- [Excerpt to read]:
◇ ◇ ◇

Seoul, Aug 16 (UNI) South Korea’s birth rate has dropped throughout much of the past decade, spelling trouble for the military as regional threats and global conflicts simmer.
A new report has found that the number of South Korean troops declined by 20% in the past six years, in large part because of the dwindling pool of young men – reflecting the shrinking workforce and swelling elderly population in one of the world’s most rapidly aging countries, reports CNN.
The Defense Ministry report attributed the drop to “complex factors” including population decline and fewer men wanting to become officers due to “soldier treatment”. Though the report didn’t elaborate on that treatment, studies and surveys have previously highlighted the military’s notoriously harsh conditions.
As of July, the military had 450,000 troops, it said – down from 563,000 in 2019.
“If the number of standing army (members) continues to decline, there can be difficulties in securing elite manpower and limits in operating equipment,” warned the report, shared last week by lawmaker Choo Mi-ae.

◇ ◇ ◇

- [Request 1]:
In the records below, write out the lines starting at the line that contains "- panel-b-gridlines: [519, 100, 959, 532]" and ending at the line that contains "- panel-a-estimate-point-1: [385, 308, 393, 316]".
The records that follow have no connection to the text above.

◇ ◇ ◇

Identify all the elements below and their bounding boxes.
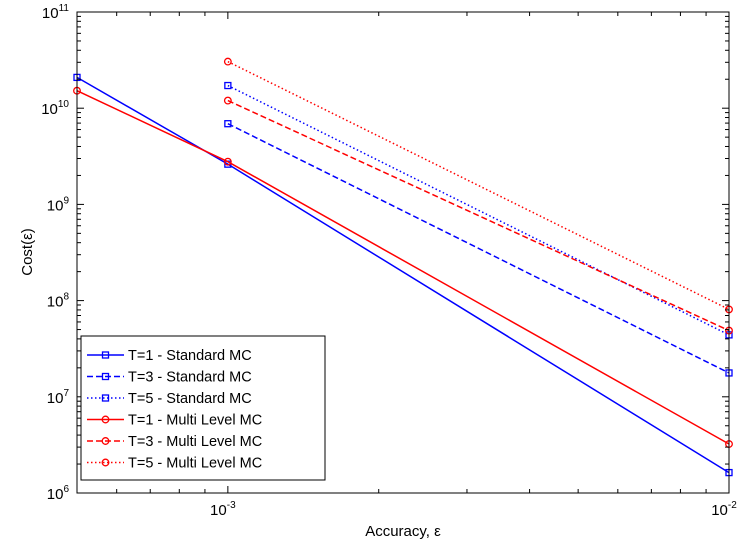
data-point bbox=[223, 96, 232, 105]
y-tick-label: 106 bbox=[47, 484, 70, 503]
series-line bbox=[76, 90, 730, 445]
legend-label: T=1 - Standard MC bbox=[128, 348, 252, 364]
series-line bbox=[227, 123, 730, 374]
legend: T=1 - Standard MC T=3 - Standard MC T=5 - … bbox=[80, 335, 326, 481]
x-axis-label: Accuracy, ε bbox=[365, 523, 441, 540]
legend-label: T=3 - Standard MC bbox=[128, 370, 252, 386]
x-tick-labels: 10-3 10-2 bbox=[210, 500, 737, 519]
y-tick-label: 1010 bbox=[41, 99, 69, 118]
legend-item: T=5 - Multi Level MC bbox=[87, 456, 262, 472]
legend-label: T=5 - Multi Level MC bbox=[128, 456, 262, 472]
legend-swatch-marker bbox=[101, 372, 110, 381]
legend-item: T=1 - Standard MC bbox=[87, 348, 252, 364]
y-tick-label: 1011 bbox=[42, 3, 70, 22]
legend-box bbox=[80, 335, 326, 481]
x-tick-label: 10-2 bbox=[711, 500, 737, 519]
legend-swatch-marker bbox=[101, 351, 110, 359]
series-line bbox=[227, 84, 730, 336]
plot-frame bbox=[76, 11, 730, 494]
legend-item: T=5 - Standard MC bbox=[87, 391, 252, 407]
legend-swatch-marker bbox=[101, 437, 110, 445]
x-tick-label: 10-3 bbox=[210, 500, 236, 519]
legend-item: T=3 - Multi Level MC bbox=[87, 434, 262, 450]
data-point bbox=[223, 57, 232, 66]
legend-swatch-marker bbox=[101, 415, 110, 424]
y-tick-label: 109 bbox=[47, 195, 70, 214]
y-tick-labels: 106 107 108 109 1010 1011 bbox=[41, 3, 69, 503]
tick-layer bbox=[76, 12, 729, 494]
legend-label: T=1 - Multi Level MC bbox=[128, 413, 262, 429]
series-line bbox=[76, 76, 730, 474]
series-line bbox=[227, 60, 730, 311]
legend-item: T=3 - Standard MC bbox=[87, 370, 252, 386]
legend-label: T=3 - Multi Level MC bbox=[128, 434, 262, 450]
data-point bbox=[223, 157, 232, 166]
series-line bbox=[227, 99, 730, 332]
legend-swatch-marker bbox=[101, 458, 110, 467]
legend-swatch-marker bbox=[101, 394, 110, 402]
legend-items: T=1 - Standard MC T=3 - Standard MC T=5 - … bbox=[87, 348, 262, 472]
legend-item: T=1 - Multi Level MC bbox=[87, 413, 262, 429]
y-axis-label: Cost(ε) bbox=[19, 228, 36, 276]
y-tick-label: 107 bbox=[47, 388, 70, 407]
legend-label: T=5 - Standard MC bbox=[128, 391, 252, 407]
data-point bbox=[224, 120, 232, 128]
y-tick-label: 108 bbox=[47, 292, 70, 311]
data-point bbox=[224, 81, 232, 90]
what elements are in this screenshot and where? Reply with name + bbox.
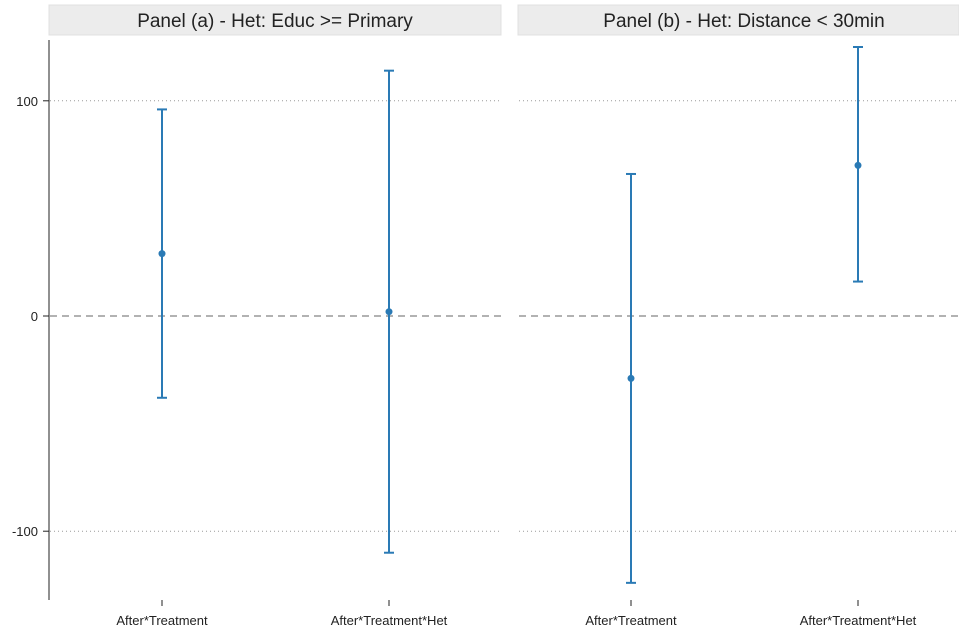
- panel-b-gridlines: [519, 100, 959, 532]
- panel-b-x-categories: After*Treatment After*Treatment*Het: [585, 600, 917, 628]
- y-tick-label-2: 100: [16, 94, 38, 109]
- panel-a-title: Panel (a) - Het: Educ >= Primary: [137, 11, 413, 32]
- panel-b-marks: [626, 46, 863, 584]
- panel-a-y-ticks: -100 0 100: [12, 94, 49, 539]
- panel-a-gridlines: [50, 100, 501, 532]
- panel-a-estimate-point-1: [385, 308, 393, 316]
- panel-b-estimate-point-0: [627, 374, 635, 382]
- panel-b-category-0: After*Treatment: [585, 613, 677, 628]
- panel-b-category-1: After*Treatment*Het: [800, 613, 917, 628]
- panel-a-category-0: After*Treatment: [116, 613, 208, 628]
- panel-a-title-strip: [48, 4, 502, 36]
- panel-a-category-1: After*Treatment*Het: [331, 613, 448, 628]
- panel-a-x-categories: After*Treatment After*Treatment*Het: [116, 600, 448, 628]
- panel-b-title-strip: [517, 4, 959, 36]
- panel-a-estimate-point-0: [158, 250, 166, 258]
- panel-a: Panel (a) - Het: Educ >= Primary -100 0 10…: [12, 4, 502, 628]
- panel-b: Panel (b) - Het: Distance < 30min After*…: [517, 4, 959, 628]
- panel-b-estimate-point-1: [854, 161, 862, 169]
- panel-b-title: Panel (b) - Het: Distance < 30min: [603, 11, 884, 32]
- y-tick-label-1: 0: [31, 309, 38, 324]
- panel-a-marks: [157, 69, 394, 554]
- y-tick-label-0: -100: [12, 524, 38, 539]
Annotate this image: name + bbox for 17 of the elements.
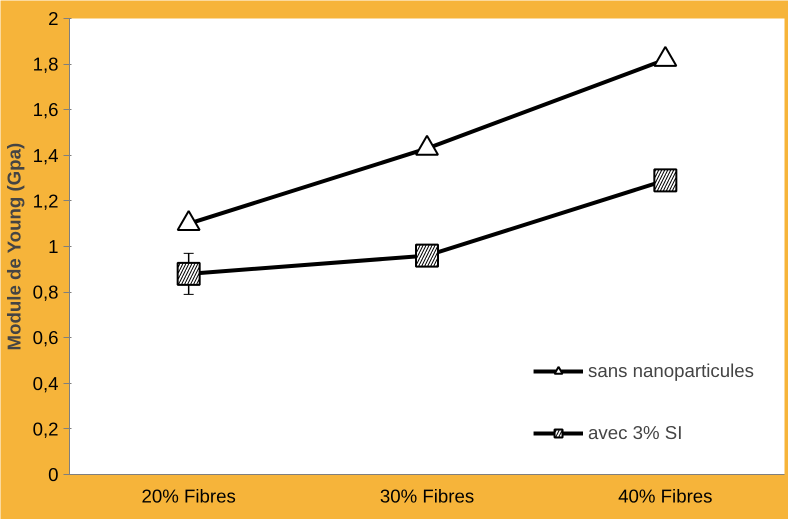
legend-label: avec 3% SI — [588, 422, 682, 444]
y-tick-label: 0 — [48, 464, 59, 485]
x-tick-label: 30% Fibres — [380, 486, 474, 506]
y-tick-label: 1 — [48, 236, 59, 257]
y-tick-label: 1,6 — [32, 99, 59, 120]
y-tick-label: 0,6 — [32, 327, 59, 348]
y-tick-label: 1,8 — [32, 54, 59, 75]
y-tick-label: 1,4 — [32, 144, 59, 166]
y-tick-label: 0,4 — [32, 372, 59, 394]
legend-label: sans nanoparticules — [588, 360, 754, 382]
y-tick-label: 1,2 — [32, 190, 59, 212]
y-tick-label: 0,8 — [32, 282, 59, 303]
x-tick-label: 20% Fibres — [141, 486, 236, 506]
y-tick-label: 2 — [48, 8, 59, 29]
y-axis-title: Module de Young (Gpa) — [4, 142, 25, 350]
x-tick-label: 40% Fibres — [618, 486, 713, 506]
y-tick-label: 0,2 — [32, 418, 59, 440]
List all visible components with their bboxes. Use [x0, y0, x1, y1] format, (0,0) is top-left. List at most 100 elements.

◇ ◇ ◇

- [Request 2]:
From the news text on South Korea's shrinking military, reproduce the passage starting at "A new report" and ending at "notoriously harsh conditions.", word for word.

- [Task response 1]:
- panel-b-gridlines: [519, 100, 959, 532]
- panel-b-x-categories: After*Treatment After*Treatment*Het: [585, 600, 917, 628]
- y-tick-label-2: 100: [16, 94, 38, 109]
- panel-a-title: Panel (a) - Het: Educ >= Primary: [137, 11, 413, 32]
- panel-b-marks: [626, 46, 863, 584]
- panel-a-y-ticks: -100 0 100: [12, 94, 49, 539]
- panel-a-gridlines: [50, 100, 501, 532]
- panel-a-estimate-point-1: [385, 308, 393, 316]

- [Task response 2]:
A new report has found that the number of South Korean troops declined by 20% in the past six years, in large part because of the dwindling pool of young men – reflecting the shrinking workforce and swelling elderly population in one of the world’s most rapidly aging countries, reports CNN.
The Defense Ministry report attributed the drop to “complex factors” including population decline and fewer men wanting to become officers due to “soldier treatment”. Though the report didn’t elaborate on that treatment, studies and surveys have previously highlighted the military’s notoriously harsh conditions.